Below you will find a set of lines. Repeat them all exactly.

____ DATA TO USE

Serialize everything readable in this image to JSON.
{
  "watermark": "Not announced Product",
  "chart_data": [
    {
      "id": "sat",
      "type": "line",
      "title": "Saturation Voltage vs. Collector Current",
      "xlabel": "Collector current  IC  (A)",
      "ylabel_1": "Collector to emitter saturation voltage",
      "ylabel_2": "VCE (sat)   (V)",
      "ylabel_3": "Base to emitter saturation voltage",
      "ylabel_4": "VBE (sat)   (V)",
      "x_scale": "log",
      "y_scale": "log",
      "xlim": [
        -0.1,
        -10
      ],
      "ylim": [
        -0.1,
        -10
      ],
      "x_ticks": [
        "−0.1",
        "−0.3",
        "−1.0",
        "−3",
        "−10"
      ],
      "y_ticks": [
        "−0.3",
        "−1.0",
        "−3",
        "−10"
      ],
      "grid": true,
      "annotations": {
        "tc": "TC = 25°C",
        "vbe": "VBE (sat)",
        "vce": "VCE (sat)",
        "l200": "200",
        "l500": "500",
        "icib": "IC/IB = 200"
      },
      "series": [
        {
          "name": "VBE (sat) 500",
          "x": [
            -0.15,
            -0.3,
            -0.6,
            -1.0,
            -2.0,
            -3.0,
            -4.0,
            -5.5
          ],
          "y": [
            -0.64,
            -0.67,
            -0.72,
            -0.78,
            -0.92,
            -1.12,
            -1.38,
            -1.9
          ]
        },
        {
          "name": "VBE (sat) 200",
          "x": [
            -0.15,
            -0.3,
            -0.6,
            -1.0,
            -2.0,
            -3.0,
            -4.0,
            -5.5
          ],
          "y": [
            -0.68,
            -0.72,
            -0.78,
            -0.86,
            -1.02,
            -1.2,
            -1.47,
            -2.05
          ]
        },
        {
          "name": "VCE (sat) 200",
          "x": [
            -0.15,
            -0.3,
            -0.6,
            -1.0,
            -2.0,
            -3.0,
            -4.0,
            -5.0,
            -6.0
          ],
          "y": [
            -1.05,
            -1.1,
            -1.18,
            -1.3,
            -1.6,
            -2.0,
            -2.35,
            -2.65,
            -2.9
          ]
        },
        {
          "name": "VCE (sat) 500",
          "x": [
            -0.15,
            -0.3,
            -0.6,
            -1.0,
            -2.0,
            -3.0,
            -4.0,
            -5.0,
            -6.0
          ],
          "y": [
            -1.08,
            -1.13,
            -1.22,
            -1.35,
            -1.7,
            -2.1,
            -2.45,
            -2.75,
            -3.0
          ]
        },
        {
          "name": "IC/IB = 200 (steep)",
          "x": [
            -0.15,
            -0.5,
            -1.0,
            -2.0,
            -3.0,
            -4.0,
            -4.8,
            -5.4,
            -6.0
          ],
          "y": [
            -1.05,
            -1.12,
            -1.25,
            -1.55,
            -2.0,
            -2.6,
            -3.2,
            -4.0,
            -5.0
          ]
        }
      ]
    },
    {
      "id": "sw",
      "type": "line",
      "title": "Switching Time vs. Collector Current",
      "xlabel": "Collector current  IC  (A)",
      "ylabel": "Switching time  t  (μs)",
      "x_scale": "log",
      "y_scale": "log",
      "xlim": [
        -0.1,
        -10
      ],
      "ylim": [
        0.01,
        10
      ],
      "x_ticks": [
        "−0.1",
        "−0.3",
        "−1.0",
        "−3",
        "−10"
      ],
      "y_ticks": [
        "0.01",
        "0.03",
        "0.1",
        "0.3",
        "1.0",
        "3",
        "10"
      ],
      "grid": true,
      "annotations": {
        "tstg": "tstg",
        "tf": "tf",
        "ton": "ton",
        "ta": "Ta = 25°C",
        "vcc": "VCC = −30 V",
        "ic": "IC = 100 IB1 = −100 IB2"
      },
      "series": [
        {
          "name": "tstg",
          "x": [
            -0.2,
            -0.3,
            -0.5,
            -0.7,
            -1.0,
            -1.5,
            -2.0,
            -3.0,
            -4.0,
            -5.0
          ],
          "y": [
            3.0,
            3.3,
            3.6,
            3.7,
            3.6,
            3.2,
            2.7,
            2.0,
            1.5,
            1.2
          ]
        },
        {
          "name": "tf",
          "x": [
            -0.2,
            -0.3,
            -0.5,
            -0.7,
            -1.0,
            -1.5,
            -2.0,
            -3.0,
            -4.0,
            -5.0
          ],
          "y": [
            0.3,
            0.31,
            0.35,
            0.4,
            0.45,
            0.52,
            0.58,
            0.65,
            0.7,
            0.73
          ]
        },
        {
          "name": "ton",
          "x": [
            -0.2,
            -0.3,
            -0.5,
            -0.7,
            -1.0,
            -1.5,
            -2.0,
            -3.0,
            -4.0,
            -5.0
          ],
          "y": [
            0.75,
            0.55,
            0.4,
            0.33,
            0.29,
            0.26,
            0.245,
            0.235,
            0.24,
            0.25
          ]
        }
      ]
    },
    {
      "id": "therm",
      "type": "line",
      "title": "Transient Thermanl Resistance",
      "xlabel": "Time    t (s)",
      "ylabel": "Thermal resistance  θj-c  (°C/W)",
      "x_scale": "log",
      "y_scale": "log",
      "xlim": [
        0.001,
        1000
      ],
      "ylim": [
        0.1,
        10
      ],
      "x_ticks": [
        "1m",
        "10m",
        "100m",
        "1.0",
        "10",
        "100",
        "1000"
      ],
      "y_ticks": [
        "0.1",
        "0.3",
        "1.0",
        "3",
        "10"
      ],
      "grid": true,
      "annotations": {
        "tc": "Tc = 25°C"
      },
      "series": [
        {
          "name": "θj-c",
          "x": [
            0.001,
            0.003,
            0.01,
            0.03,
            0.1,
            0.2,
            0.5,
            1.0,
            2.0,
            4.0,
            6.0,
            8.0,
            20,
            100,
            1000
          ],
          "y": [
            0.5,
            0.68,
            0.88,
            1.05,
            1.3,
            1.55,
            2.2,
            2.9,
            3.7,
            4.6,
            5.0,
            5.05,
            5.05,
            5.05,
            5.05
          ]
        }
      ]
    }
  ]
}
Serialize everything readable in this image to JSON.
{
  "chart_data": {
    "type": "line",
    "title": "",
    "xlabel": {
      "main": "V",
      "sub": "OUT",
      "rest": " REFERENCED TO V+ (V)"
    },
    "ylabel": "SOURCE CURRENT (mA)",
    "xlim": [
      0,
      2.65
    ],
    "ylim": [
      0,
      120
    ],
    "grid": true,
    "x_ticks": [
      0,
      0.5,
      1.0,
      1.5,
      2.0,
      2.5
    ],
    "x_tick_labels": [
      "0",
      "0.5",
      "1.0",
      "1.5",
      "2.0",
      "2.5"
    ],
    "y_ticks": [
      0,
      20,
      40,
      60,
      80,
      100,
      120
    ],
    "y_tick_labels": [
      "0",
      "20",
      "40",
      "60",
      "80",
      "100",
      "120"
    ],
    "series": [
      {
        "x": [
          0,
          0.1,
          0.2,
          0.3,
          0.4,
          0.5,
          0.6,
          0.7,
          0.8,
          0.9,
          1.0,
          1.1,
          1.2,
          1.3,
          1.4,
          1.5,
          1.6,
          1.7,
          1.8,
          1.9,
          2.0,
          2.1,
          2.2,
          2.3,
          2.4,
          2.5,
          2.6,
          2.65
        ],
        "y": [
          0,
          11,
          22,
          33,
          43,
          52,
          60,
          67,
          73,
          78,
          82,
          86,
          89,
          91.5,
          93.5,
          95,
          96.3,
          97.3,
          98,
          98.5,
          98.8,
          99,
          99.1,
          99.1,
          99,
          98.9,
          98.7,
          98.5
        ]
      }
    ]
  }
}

________

### [SOLUTION TO THIS PROBLEM]
Serialize everything readable in this image to JSON.
{
  "watermark": "Not announced Product",
  "chart_data": [
    {
      "id": "sat",
      "type": "line",
      "title": "Saturation Voltage vs. Collector Current",
      "xlabel": "Collector current  IC  (A)",
      "ylabel_1": "Collector to emitter saturation voltage",
      "ylabel_2": "VCE (sat)   (V)",
      "ylabel_3": "Base to emitter saturation voltage",
      "ylabel_4": "VBE (sat)   (V)",
      "x_scale": "log",
      "y_scale": "log",
      "xlim": [
        -0.1,
        -10
      ],
      "ylim": [
        -0.1,
        -10
      ],
      "x_ticks": [
        "−0.1",
        "−0.3",
        "−1.0",
        "−3",
        "−10"
      ],
      "y_ticks": [
        "−0.3",
        "−1.0",
        "−3",
        "−10"
      ],
      "grid": true,
      "annotations": {
        "tc": "TC = 25°C",
        "vbe": "VBE (sat)",
        "vce": "VCE (sat)",
        "l200": "200",
        "l500": "500",
        "icib": "IC/IB = 200"
      },
      "series": [
        {
          "name": "VBE (sat) 500",
          "x": [
            -0.15,
            -0.3,
            -0.6,
            -1.0,
            -2.0,
            -3.0,
            -4.0,
            -5.5
          ],
          "y": [
            -0.64,
            -0.67,
            -0.72,
            -0.78,
            -0.92,
            -1.12,
            -1.38,
            -1.9
          ]
        },
        {
          "name": "VBE (sat) 200",
          "x": [
            -0.15,
            -0.3,
            -0.6,
            -1.0,
            -2.0,
            -3.0,
            -4.0,
            -5.5
          ],
          "y": [
            -0.68,
            -0.72,
            -0.78,
            -0.86,
            -1.02,
            -1.2,
            -1.47,
            -2.05
          ]
        },
        {
          "name": "VCE (sat) 200",
          "x": [
            -0.15,
            -0.3,
            -0.6,
            -1.0,
            -2.0,
            -3.0,
            -4.0,
            -5.0,
            -6.0
          ],
          "y": [
            -1.05,
            -1.1,
            -1.18,
            -1.3,
            -1.6,
            -2.0,
            -2.35,
            -2.65,
            -2.9
          ]
        },
        {
          "name": "VCE (sat) 500",
          "x": [
            -0.15,
            -0.3,
            -0.6,
            -1.0,
            -2.0,
            -3.0,
            -4.0,
            -5.0,
            -6.0
          ],
          "y": [
            -1.08,
            -1.13,
            -1.22,
            -1.35,
            -1.7,
            -2.1,
            -2.45,
            -2.75,
            -3.0
          ]
        },
        {
          "name": "IC/IB = 200 (steep)",
          "x": [
            -0.15,
            -0.5,
            -1.0,
            -2.0,
            -3.0,
            -4.0,
            -4.8,
            -5.4,
            -6.0
          ],
          "y": [
            -1.05,
            -1.12,
            -1.25,
            -1.55,
            -2.0,
            -2.6,
            -3.2,
            -4.0,
            -5.0
          ]
        }
      ]
    },
    {
      "id": "sw",
      "type": "line",
      "title": "Switching Time vs. Collector Current",
      "xlabel": "Collector current  IC  (A)",
      "ylabel": "Switching time  t  (μs)",
      "x_scale": "log",
      "y_scale": "log",
      "xlim": [
        -0.1,
        -10
      ],
      "ylim": [
        0.01,
        10
      ],
      "x_ticks": [
        "−0.1",
        "−0.3",
        "−1.0",
        "−3",
        "−10"
      ],
      "y_ticks": [
        "0.01",
        "0.03",
        "0.1",
        "0.3",
        "1.0",
        "3",
        "10"
      ],
      "grid": true,
      "annotations": {
        "tstg": "tstg",
        "tf": "tf",
        "ton": "ton",
        "ta": "Ta = 25°C",
        "vcc": "VCC = −30 V",
        "ic": "IC = 100 IB1 = −100 IB2"
      },
      "series": [
        {
          "name": "tstg",
          "x": [
            -0.2,
            -0.3,
            -0.5,
            -0.7,
            -1.0,
            -1.5,
            -2.0,
            -3.0,
            -4.0,
            -5.0
          ],
          "y": [
            3.0,
            3.3,
            3.6,
            3.7,
            3.6,
            3.2,
            2.7,
            2.0,
            1.5,
            1.2
          ]
        },
        {
          "name": "tf",
          "x": [
            -0.2,
            -0.3,
            -0.5,
            -0.7,
            -1.0,
            -1.5,
            -2.0,
            -3.0,
            -4.0,
            -5.0
          ],
          "y": [
            0.3,
            0.31,
            0.35,
            0.4,
            0.45,
            0.52,
            0.58,
            0.65,
            0.7,
            0.73
          ]
        },
        {
          "name": "ton",
          "x": [
            -0.2,
            -0.3,
            -0.5,
            -0.7,
            -1.0,
            -1.5,
            -2.0,
            -3.0,
            -4.0,
            -5.0
          ],
          "y": [
            0.75,
            0.55,
            0.4,
            0.33,
            0.29,
            0.26,
            0.245,
            0.235,
            0.24,
            0.25
          ]
        }
      ]
    },
    {
      "id": "therm",
      "type": "line",
      "title": "Transient Thermanl Resistance",
      "xlabel": "Time    t (s)",
      "ylabel": "Thermal resistance  θj-c  (°C/W)",
      "x_scale": "log",
      "y_scale": "log",
      "xlim": [
        0.001,
        1000
      ],
      "ylim": [
        0.1,
        10
      ],
      "x_ticks": [
        "1m",
        "10m",
        "100m",
        "1.0",
        "10",
        "100",
        "1000"
      ],
      "y_ticks": [
        "0.1",
        "0.3",
        "1.0",
        "3",
        "10"
      ],
      "grid": true,
      "annotations": {
        "tc": "Tc = 25°C"
      },
      "series": [
        {
          "name": "θj-c",
          "x": [
            0.001,
            0.003,
            0.01,
            0.03,
            0.1,
            0.2,
            0.5,
            1.0,
            2.0,
            4.0,
            6.0,
            8.0,
            20,
            100,
            1000
          ],
          "y": [
            0.5,
            0.68,
            0.88,
            1.05,
            1.3,
            1.55,
            2.2,
            2.9,
            3.7,
            4.6,
            5.0,
            5.05,
            5.05,
            5.05,
            5.05
          ]
        }
      ]
    }
  ]
}
Serialize everything readable in this image to JSON.
{
  "chart_data": {
    "type": "line",
    "title": "",
    "xlabel": {
      "main": "V",
      "sub": "OUT",
      "rest": " REFERENCED TO V+ (V)"
    },
    "ylabel": "SOURCE CURRENT (mA)",
    "xlim": [
      0,
      2.65
    ],
    "ylim": [
      0,
      120
    ],
    "grid": true,
    "x_ticks": [
      0,
      0.5,
      1.0,
      1.5,
      2.0,
      2.5
    ],
    "x_tick_labels": [
      "0",
      "0.5",
      "1.0",
      "1.5",
      "2.0",
      "2.5"
    ],
    "y_ticks": [
      0,
      20,
      40,
      60,
      80,
      100,
      120
    ],
    "y_tick_labels": [
      "0",
      "20",
      "40",
      "60",
      "80",
      "100",
      "120"
    ],
    "series": [
      {
        "x": [
          0,
          0.1,
          0.2,
          0.3,
          0.4,
          0.5,
          0.6,
          0.7,
          0.8,
          0.9,
          1.0,
          1.1,
          1.2,
          1.3,
          1.4,
          1.5,
          1.6,
          1.7,
          1.8,
          1.9,
          2.0,
          2.1,
          2.2,
          2.3,
          2.4,
          2.5,
          2.6,
          2.65
        ],
        "y": [
          0,
          11,
          22,
          33,
          43,
          52,
          60,
          67,
          73,
          78,
          82,
          86,
          89,
          91.5,
          93.5,
          95,
          96.3,
          97.3,
          98,
          98.5,
          98.8,
          99,
          99.1,
          99.1,
          99,
          98.9,
          98.7,
          98.5
        ]
      }
    ]
  }
}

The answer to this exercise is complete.